What needs to be done ▸ Count up the lines in the following listing that hold the word "mean", then give only that count.

-- Input for this task start --

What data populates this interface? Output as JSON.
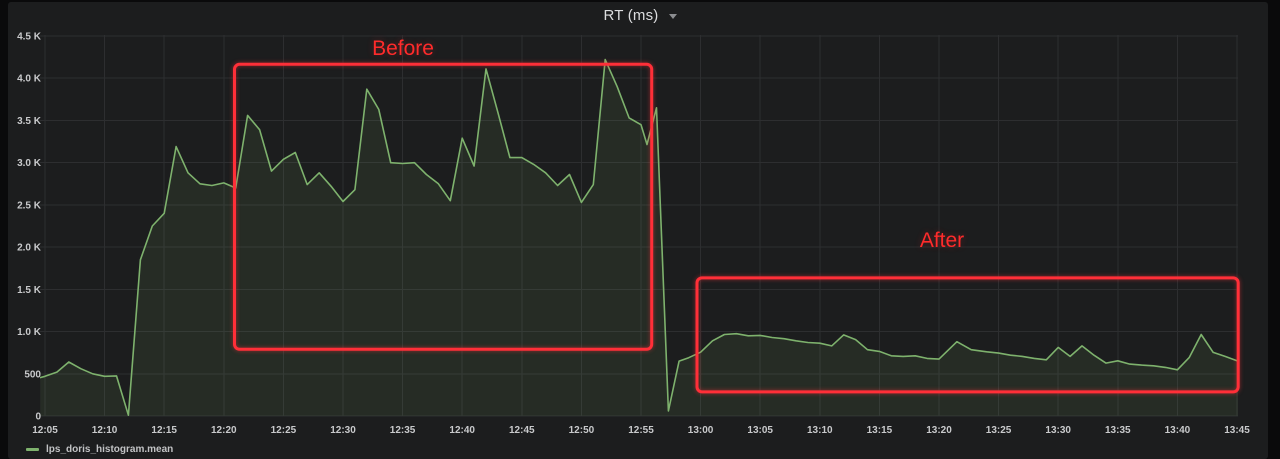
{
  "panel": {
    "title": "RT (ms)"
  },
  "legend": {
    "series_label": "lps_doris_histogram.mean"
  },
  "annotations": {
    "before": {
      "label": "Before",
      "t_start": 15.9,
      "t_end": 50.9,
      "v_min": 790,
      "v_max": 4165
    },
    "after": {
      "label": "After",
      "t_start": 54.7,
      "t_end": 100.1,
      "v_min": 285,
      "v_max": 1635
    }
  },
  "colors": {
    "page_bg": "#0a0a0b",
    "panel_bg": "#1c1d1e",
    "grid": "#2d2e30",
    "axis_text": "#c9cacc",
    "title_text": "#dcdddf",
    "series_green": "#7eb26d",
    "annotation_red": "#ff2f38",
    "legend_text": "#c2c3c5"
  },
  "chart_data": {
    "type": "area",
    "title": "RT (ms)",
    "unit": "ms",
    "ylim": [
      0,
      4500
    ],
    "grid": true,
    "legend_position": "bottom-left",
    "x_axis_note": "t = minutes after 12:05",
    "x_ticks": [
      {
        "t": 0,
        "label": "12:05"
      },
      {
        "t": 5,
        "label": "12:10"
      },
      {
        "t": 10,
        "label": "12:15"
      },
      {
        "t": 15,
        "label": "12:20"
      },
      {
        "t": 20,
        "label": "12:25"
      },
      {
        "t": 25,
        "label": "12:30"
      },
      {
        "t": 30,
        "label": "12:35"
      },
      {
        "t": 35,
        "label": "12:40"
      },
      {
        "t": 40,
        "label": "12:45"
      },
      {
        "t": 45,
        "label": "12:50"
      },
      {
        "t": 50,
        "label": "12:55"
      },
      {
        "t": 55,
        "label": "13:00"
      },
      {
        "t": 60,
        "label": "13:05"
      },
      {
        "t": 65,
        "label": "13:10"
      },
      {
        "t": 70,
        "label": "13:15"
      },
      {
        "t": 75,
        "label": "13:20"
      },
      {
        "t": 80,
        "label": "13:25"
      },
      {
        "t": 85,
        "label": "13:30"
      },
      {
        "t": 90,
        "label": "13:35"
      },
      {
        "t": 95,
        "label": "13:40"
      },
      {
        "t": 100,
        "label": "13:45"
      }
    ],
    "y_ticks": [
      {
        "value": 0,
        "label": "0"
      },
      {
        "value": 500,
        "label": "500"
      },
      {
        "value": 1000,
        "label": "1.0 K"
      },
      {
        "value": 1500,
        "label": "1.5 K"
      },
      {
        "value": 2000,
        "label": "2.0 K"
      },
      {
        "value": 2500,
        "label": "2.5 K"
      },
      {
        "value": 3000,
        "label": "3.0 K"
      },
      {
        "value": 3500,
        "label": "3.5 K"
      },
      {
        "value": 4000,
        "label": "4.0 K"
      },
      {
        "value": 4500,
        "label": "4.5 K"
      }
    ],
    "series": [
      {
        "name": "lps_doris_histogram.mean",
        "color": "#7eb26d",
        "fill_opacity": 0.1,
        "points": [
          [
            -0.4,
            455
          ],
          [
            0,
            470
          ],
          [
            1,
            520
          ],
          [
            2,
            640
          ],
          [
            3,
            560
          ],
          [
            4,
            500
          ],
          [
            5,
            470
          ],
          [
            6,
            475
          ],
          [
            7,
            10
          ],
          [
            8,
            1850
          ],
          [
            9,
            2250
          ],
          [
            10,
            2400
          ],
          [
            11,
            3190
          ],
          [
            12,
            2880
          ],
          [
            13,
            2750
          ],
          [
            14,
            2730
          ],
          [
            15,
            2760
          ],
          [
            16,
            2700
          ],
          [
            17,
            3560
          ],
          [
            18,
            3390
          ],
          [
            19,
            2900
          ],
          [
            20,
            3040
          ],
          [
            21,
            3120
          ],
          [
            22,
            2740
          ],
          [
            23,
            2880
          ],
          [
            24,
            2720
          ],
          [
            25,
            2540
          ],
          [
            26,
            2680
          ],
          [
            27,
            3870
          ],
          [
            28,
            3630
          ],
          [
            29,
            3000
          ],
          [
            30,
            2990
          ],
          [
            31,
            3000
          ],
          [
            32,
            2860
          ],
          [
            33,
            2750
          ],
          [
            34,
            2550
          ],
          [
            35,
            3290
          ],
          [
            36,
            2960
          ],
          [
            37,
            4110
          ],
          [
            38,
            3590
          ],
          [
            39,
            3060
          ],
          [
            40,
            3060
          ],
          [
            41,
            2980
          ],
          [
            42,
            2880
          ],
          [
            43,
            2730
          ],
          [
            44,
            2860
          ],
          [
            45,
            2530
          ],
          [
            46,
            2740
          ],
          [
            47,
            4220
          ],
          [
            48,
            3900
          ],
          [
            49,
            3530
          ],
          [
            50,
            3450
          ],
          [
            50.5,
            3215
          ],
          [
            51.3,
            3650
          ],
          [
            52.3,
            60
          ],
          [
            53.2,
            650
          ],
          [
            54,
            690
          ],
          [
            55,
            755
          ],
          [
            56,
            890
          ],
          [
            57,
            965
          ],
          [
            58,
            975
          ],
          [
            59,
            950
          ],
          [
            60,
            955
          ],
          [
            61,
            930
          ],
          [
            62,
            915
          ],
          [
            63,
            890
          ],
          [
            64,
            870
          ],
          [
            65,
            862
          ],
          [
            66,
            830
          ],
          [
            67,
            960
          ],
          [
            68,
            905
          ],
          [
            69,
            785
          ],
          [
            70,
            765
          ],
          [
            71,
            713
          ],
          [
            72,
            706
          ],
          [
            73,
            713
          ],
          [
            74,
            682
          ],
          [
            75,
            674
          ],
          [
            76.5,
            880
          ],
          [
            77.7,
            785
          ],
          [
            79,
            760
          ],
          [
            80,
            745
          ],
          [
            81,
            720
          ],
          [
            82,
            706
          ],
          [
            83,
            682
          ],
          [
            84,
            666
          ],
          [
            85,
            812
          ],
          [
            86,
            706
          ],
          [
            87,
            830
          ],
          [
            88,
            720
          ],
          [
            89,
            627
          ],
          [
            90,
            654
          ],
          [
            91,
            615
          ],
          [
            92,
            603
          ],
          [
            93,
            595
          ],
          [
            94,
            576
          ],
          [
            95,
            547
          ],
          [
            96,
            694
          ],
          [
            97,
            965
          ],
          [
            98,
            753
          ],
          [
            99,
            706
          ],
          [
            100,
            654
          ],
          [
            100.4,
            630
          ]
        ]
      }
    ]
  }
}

-- Input for this task end --
-- Input for this task start --

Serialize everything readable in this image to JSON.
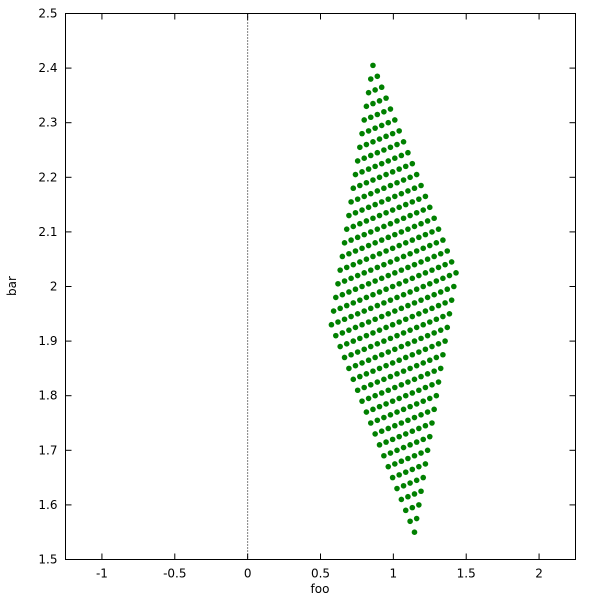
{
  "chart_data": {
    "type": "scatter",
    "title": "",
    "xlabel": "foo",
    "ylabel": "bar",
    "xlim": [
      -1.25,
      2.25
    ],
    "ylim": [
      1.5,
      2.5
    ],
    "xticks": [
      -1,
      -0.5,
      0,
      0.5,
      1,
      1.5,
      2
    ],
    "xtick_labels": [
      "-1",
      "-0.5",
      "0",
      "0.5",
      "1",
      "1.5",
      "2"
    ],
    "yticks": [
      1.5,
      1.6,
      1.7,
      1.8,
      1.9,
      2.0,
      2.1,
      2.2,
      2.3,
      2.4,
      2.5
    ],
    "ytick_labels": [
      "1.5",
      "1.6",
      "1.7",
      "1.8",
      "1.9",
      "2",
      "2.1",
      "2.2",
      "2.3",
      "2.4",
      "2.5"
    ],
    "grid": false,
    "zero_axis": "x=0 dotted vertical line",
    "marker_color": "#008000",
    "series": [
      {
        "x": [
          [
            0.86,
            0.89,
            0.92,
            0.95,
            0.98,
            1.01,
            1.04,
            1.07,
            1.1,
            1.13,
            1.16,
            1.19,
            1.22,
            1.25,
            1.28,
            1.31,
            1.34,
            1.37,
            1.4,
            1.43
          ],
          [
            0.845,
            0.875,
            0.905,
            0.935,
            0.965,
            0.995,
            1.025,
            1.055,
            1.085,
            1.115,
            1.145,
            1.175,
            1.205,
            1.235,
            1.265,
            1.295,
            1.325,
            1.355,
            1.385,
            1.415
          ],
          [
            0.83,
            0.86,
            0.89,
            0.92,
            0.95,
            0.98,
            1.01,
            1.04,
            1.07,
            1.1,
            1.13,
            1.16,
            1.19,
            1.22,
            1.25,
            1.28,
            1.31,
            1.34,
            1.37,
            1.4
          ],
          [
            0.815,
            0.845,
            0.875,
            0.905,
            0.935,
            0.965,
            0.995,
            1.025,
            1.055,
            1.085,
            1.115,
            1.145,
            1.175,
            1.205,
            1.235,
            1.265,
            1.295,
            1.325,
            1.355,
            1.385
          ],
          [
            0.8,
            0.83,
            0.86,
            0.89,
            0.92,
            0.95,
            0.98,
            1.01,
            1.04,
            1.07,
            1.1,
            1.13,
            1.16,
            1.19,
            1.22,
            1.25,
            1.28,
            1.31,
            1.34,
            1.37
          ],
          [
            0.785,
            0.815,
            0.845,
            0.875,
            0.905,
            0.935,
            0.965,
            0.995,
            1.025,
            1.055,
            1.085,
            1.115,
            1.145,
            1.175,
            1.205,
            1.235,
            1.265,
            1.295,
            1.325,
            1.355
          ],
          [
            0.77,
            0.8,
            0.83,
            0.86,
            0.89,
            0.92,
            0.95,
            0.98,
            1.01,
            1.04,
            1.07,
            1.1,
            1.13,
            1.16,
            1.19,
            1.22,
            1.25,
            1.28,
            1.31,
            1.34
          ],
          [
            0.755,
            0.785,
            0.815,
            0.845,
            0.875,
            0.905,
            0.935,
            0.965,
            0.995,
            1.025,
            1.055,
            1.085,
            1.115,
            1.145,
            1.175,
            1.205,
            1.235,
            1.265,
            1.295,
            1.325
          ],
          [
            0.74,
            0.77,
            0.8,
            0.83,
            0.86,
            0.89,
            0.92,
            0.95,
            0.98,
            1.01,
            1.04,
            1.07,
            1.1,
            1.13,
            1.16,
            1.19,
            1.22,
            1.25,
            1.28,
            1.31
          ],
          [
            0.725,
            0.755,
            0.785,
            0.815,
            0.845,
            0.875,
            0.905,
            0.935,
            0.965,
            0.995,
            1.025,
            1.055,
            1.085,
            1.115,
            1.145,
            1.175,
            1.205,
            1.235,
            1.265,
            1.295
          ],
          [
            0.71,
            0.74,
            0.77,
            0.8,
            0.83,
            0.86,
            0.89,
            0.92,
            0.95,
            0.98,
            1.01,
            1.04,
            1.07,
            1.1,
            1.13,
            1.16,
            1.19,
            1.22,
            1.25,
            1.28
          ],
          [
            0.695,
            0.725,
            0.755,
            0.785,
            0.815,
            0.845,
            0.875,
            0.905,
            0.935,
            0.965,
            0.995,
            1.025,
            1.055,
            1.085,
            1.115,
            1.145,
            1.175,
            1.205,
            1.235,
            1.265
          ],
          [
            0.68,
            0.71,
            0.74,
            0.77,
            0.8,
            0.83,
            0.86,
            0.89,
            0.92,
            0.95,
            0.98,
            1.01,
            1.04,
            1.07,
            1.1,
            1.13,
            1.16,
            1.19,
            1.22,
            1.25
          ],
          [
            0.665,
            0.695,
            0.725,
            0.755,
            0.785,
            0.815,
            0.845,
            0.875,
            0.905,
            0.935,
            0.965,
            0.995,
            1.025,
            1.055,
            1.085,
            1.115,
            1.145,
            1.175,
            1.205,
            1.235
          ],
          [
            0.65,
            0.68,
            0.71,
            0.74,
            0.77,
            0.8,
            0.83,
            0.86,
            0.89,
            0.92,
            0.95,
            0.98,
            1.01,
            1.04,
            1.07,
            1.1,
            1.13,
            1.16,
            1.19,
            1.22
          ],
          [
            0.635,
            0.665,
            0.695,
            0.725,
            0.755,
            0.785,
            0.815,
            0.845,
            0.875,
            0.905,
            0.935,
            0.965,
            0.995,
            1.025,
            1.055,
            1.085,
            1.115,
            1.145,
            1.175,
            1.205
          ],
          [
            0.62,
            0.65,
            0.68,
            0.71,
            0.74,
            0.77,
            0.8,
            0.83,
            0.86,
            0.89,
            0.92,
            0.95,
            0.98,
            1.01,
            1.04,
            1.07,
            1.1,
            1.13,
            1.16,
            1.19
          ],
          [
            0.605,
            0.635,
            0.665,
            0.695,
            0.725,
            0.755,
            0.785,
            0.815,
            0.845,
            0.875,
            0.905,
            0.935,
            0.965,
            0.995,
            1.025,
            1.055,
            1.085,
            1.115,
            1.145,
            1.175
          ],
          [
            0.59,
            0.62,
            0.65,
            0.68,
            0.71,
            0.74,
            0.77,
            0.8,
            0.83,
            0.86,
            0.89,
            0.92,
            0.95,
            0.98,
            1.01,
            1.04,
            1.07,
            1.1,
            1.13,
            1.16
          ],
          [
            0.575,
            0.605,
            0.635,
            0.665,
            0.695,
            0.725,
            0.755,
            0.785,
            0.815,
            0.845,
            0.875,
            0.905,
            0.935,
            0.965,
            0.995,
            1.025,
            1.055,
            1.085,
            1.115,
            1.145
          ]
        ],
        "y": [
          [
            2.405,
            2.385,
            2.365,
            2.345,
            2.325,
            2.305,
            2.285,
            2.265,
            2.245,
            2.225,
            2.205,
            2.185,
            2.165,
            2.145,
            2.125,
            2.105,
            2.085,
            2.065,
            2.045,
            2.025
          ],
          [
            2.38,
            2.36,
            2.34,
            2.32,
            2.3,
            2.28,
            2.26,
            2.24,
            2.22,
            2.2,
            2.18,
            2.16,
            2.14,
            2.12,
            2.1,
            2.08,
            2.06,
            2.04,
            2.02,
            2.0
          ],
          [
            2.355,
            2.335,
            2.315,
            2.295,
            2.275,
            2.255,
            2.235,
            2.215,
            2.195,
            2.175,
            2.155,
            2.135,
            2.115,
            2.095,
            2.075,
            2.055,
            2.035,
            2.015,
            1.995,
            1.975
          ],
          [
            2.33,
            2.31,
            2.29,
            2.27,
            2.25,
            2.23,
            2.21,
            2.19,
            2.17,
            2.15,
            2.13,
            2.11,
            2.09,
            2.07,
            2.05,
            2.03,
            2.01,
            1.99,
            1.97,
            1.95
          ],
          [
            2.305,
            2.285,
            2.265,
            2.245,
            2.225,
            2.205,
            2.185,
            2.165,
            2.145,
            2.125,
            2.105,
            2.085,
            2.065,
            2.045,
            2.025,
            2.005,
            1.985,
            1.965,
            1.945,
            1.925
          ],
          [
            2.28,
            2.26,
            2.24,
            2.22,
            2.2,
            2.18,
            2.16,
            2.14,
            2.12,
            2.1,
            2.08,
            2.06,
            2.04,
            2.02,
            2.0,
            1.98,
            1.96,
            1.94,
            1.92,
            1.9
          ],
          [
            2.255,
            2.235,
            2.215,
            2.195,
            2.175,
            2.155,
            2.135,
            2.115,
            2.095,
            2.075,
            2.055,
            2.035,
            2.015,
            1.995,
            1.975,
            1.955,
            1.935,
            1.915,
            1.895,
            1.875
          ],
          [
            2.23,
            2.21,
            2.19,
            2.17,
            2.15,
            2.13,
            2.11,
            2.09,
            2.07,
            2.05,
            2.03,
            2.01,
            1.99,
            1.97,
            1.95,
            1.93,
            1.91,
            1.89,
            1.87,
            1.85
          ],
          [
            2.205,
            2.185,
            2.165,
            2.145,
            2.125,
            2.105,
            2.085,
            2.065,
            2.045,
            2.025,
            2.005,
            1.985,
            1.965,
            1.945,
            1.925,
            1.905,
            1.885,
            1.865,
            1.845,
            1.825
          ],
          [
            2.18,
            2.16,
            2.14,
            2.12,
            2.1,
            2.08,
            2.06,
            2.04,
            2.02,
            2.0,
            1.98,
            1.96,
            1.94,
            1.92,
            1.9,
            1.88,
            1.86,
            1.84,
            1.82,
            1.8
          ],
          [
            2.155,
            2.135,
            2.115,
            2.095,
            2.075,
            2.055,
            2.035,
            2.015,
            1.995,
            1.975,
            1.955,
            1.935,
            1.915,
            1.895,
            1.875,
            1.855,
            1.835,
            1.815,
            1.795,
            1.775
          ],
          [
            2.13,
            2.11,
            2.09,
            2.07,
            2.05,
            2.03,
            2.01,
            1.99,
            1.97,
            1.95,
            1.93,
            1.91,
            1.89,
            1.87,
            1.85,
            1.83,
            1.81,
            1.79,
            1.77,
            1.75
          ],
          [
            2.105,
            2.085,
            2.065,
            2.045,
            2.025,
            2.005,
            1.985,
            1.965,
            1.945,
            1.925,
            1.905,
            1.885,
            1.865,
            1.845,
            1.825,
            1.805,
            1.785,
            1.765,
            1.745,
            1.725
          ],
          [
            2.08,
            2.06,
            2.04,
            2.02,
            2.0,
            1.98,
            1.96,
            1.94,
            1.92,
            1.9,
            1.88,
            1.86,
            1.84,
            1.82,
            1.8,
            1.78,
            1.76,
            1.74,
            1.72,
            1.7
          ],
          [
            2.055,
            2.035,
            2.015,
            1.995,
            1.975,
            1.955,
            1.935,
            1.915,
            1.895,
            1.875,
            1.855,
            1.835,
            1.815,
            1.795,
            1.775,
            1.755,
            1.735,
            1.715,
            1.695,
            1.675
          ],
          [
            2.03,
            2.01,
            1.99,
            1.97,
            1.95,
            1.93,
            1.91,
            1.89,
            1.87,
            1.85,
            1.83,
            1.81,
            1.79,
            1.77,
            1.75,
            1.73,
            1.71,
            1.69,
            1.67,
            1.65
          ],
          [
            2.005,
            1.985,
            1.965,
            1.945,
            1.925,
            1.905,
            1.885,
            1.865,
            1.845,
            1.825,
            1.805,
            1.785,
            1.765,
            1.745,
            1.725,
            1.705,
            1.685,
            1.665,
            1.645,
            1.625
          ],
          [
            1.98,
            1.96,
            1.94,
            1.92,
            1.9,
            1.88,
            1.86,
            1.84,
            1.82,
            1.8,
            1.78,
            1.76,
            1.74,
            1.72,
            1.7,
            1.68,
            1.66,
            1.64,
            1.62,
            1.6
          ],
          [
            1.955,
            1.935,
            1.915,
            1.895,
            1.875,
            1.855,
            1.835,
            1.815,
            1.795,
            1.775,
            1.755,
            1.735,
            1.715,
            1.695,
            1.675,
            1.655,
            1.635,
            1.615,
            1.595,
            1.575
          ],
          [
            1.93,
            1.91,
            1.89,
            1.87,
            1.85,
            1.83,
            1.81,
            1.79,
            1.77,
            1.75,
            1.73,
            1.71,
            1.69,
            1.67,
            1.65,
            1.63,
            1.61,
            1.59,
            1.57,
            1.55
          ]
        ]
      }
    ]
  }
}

-- Input for this task end --

Answer ▸ 2